A mais antiga instituição científica do Brasil pegou fogo neste último domingo, 2 de setembro. O Museu Nacional (MN), no Rio de Janeiro, era o local de referência  de estudos de geologia, antropologia biológica, paleontologia, entre outras áreas, e deixou um vazio na cultura, história, ciência e afetividade brasileira.
A perda de seu acervo afeta diretamente a pós-graduação brasileira. No Museu eram oferecidos cursos de mestrado e doutorado em Antropologia Social, Arqueologia, Botânica e Zoologia, além de cursos de especialização em Línguas Indígenas Brasileiras, Gramática Gerativa e Cognição, e Geologia do Quaternário.  “O MN abrigava nove cursos de pós-graduação, alguns dos quais internacionalmente reconhecidos pela qualidade da pesquisa realizada. A perda é incalculável. Todo o sistema nacional de pós-graduação será afetado pela destruição desse espaço. Além das perdas no campo das ciências naturais, a Antropologia e a Linguística também foram brutalmente afetadas. Uma perda irreparável para a história da humanidade. Também cabe considerar a perda direta para a cidade do Rio de Janeiro. O Museu Nacional era, provavelmente, a única opção viável de acesso à ciência para muitas crianças. Para esse público será ainda mais difícil conhecer e se integrar à ciência desde cedo”, conta o pesquisador e diretor da ANPG, Rafael Souza.

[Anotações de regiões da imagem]
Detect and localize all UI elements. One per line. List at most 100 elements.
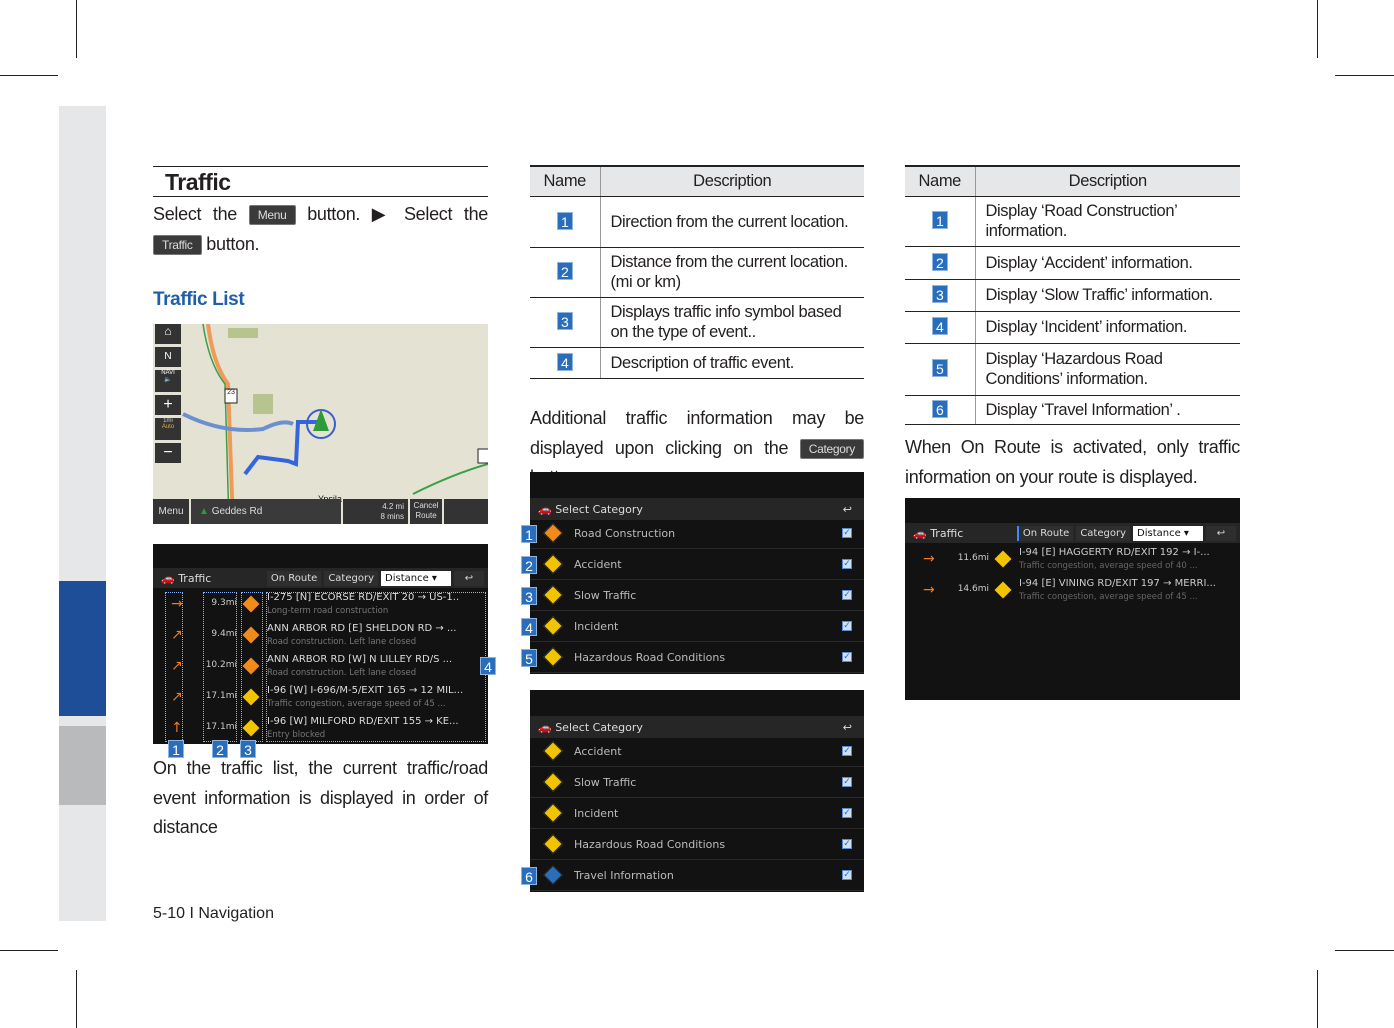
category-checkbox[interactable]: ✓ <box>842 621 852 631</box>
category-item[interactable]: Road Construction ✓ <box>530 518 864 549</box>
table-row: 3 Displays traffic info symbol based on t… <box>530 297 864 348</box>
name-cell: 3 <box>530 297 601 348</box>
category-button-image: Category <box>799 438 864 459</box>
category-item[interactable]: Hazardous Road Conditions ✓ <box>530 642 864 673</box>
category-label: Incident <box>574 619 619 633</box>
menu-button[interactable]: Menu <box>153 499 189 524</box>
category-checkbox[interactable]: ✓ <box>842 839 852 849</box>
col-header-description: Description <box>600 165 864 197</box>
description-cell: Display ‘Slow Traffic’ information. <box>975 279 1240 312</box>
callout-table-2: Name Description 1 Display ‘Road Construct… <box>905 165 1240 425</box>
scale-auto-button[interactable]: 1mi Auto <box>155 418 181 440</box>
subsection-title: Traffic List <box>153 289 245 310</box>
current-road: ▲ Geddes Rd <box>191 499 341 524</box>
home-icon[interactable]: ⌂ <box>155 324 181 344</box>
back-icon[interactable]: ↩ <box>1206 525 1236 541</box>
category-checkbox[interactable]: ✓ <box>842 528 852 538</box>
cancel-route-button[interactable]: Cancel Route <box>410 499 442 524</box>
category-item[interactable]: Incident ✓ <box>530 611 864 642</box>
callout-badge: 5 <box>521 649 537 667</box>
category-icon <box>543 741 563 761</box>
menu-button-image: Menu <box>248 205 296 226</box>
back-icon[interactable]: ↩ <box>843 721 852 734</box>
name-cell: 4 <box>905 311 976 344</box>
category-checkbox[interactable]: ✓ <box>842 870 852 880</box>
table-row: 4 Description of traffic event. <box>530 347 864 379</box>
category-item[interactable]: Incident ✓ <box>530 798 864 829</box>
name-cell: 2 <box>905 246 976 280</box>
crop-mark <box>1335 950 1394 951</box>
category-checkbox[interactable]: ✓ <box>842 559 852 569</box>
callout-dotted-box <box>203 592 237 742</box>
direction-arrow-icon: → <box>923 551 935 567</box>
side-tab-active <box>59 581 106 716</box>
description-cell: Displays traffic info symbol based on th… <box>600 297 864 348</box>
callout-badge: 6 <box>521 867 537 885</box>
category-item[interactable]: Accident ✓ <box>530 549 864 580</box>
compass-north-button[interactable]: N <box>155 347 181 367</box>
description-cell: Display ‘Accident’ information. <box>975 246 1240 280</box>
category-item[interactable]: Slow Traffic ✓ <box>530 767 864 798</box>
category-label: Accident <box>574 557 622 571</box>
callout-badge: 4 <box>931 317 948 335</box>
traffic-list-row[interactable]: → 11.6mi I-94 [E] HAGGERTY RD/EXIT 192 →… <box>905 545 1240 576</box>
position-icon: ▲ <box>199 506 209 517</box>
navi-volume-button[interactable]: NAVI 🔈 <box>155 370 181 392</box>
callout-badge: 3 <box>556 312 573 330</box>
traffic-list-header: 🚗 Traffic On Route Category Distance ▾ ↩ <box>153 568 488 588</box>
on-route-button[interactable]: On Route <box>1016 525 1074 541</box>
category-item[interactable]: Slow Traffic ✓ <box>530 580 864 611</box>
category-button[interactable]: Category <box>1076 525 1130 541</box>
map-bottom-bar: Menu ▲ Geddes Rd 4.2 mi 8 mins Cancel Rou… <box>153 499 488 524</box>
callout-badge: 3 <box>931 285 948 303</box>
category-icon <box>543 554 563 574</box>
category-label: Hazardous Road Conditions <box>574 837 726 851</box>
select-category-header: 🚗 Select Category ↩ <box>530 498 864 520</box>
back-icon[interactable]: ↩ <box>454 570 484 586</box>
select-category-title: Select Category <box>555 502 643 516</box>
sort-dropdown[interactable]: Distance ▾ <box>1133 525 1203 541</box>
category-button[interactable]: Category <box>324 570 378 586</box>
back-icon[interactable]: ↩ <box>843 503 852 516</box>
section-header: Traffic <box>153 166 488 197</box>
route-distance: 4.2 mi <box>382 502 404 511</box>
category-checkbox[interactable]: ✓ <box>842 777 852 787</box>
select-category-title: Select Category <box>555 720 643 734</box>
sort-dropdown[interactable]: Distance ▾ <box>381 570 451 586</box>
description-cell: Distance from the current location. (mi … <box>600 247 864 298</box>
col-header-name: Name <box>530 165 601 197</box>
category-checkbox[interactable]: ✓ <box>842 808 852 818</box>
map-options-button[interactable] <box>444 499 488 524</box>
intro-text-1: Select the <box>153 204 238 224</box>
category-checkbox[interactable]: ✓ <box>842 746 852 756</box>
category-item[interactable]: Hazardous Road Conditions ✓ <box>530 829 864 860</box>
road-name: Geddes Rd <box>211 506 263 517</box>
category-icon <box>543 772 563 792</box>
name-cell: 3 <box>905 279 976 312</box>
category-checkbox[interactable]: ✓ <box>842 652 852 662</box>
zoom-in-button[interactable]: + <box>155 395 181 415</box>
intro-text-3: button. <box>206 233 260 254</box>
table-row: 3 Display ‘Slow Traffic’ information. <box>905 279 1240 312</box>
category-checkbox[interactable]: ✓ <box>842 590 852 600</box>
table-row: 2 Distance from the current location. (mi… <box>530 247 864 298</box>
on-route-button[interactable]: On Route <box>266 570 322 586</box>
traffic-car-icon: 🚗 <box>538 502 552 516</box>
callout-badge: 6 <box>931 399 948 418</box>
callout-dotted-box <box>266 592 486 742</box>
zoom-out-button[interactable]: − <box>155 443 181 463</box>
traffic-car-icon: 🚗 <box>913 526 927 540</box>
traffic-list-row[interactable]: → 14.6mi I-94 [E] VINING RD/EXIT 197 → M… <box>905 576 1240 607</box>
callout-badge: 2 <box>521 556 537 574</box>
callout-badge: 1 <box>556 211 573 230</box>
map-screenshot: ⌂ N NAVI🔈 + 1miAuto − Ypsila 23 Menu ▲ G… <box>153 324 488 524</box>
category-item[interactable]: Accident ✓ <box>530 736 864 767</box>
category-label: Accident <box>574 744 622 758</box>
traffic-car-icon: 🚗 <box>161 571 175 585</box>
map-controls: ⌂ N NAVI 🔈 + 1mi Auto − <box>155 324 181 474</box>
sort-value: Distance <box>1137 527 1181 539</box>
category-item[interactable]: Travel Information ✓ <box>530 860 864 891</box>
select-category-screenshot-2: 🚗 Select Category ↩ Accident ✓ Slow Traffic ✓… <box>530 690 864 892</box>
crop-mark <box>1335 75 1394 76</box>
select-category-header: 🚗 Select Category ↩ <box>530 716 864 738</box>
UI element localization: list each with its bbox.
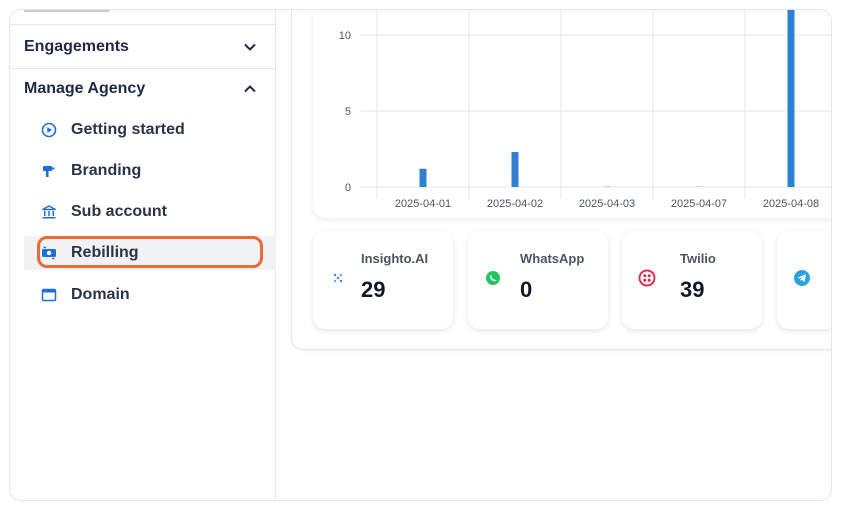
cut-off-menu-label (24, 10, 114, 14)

= O que produzir =
Segundo o texto sobre o incêndio no Museu Nacional, quantos cursos de pós-graduação o Museu abrigava? Responda em uma frase, por favor.

= Solução detalhada =
O Museu Nacional abrigava nove cursos de pós-graduação.